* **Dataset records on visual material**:
****************************************

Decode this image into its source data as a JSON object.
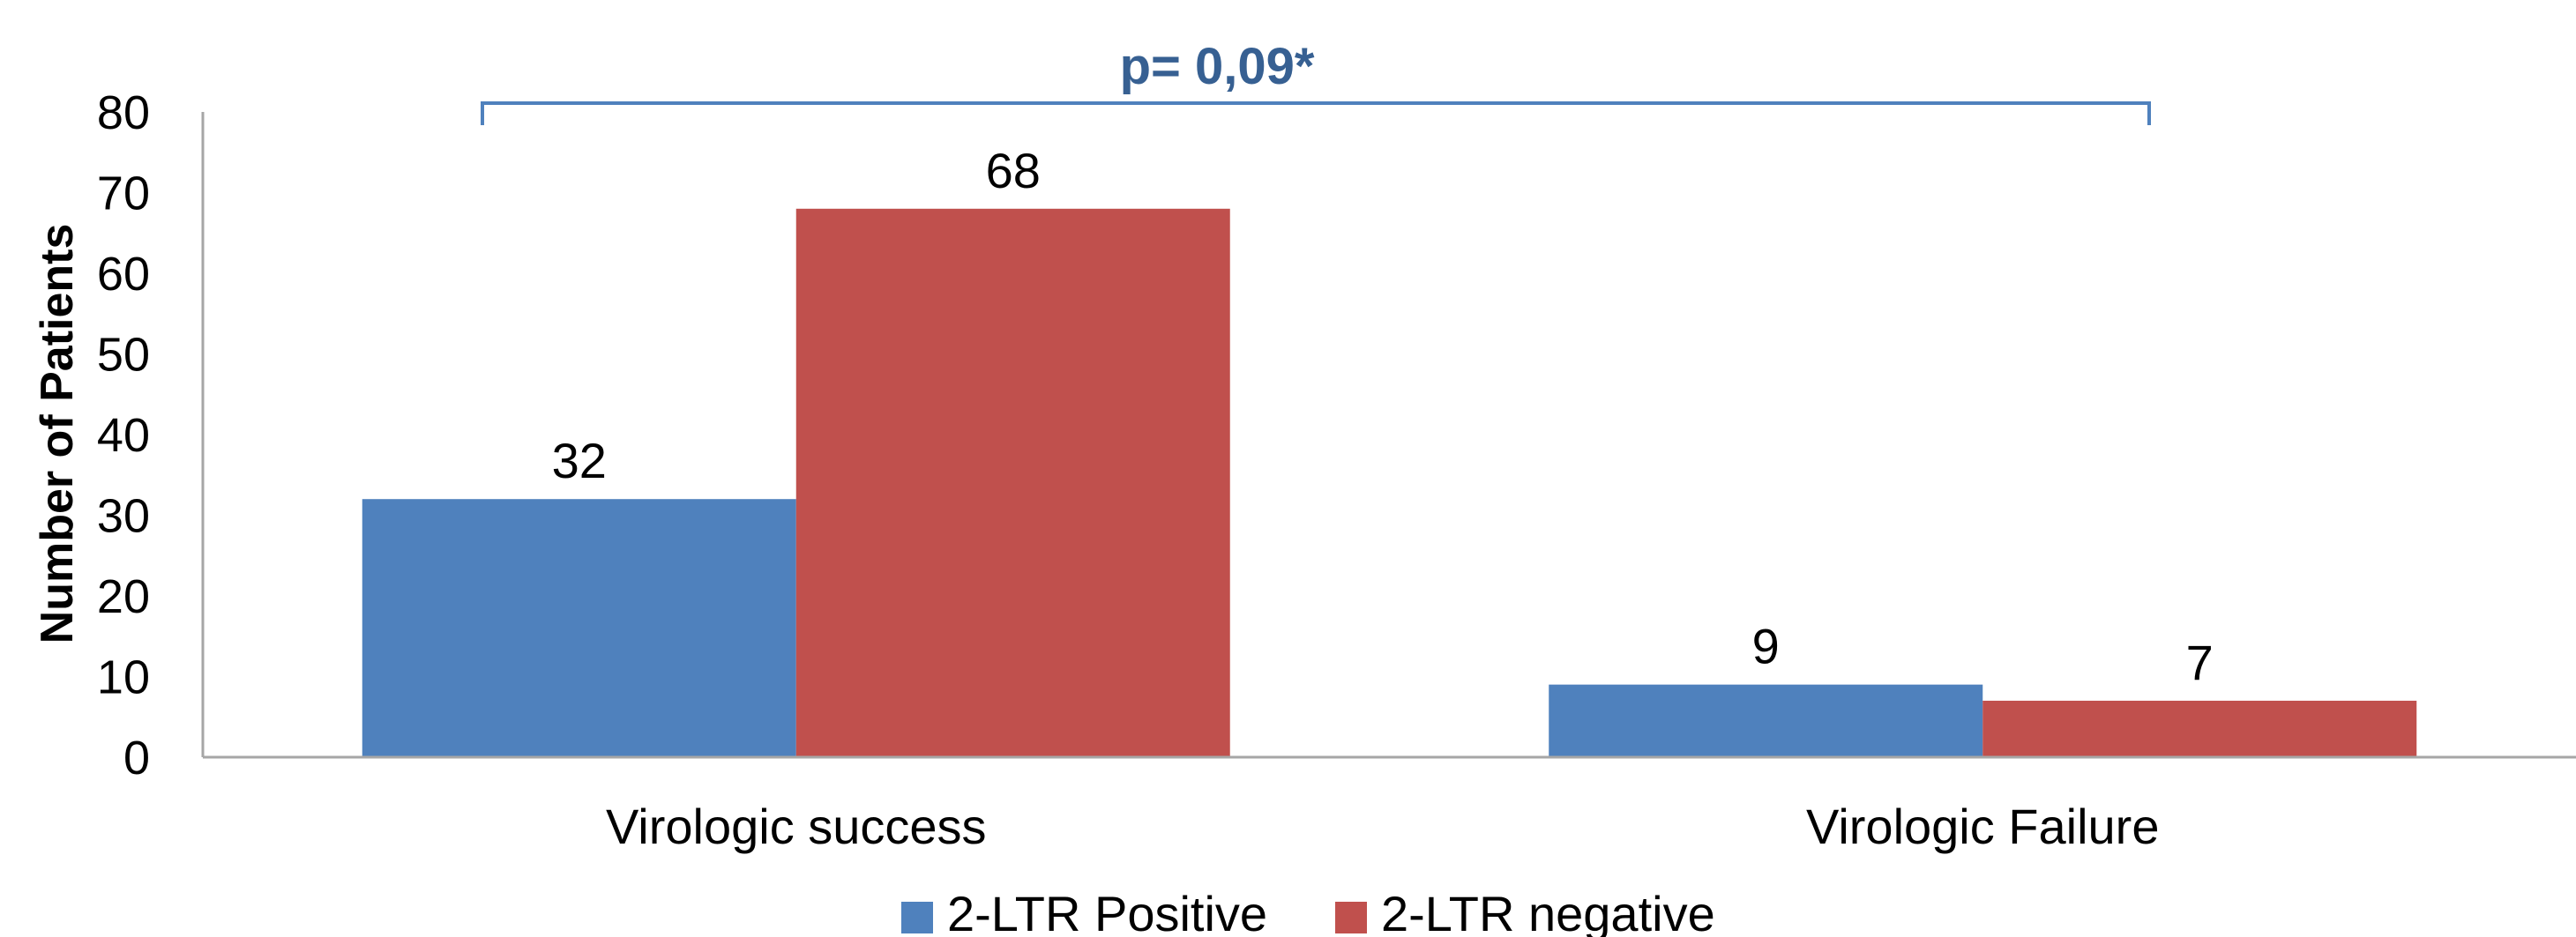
{
  "chart_data": {
    "type": "bar",
    "categories": [
      "Virologic success",
      "Virologic Failure"
    ],
    "series": [
      {
        "name": "2-LTR Positive",
        "values": [
          32,
          9
        ],
        "color": "#4F81BD"
      },
      {
        "name": "2-LTR negative",
        "values": [
          68,
          7
        ],
        "color": "#C0504D"
      }
    ],
    "ylabel": "Number of Patients",
    "ylim": [
      0,
      80
    ],
    "yticks": [
      0,
      10,
      20,
      30,
      40,
      50,
      60,
      70,
      80
    ],
    "grid": false,
    "legend_position": "bottom",
    "annotation": {
      "text": "p= 0,09*",
      "color": "#376092"
    }
  }
}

****************************************

* **ABOUT THIS TASK**:
If a line of the records above contains the word "name", count it; give only the total.

* **SOLUTION**:
2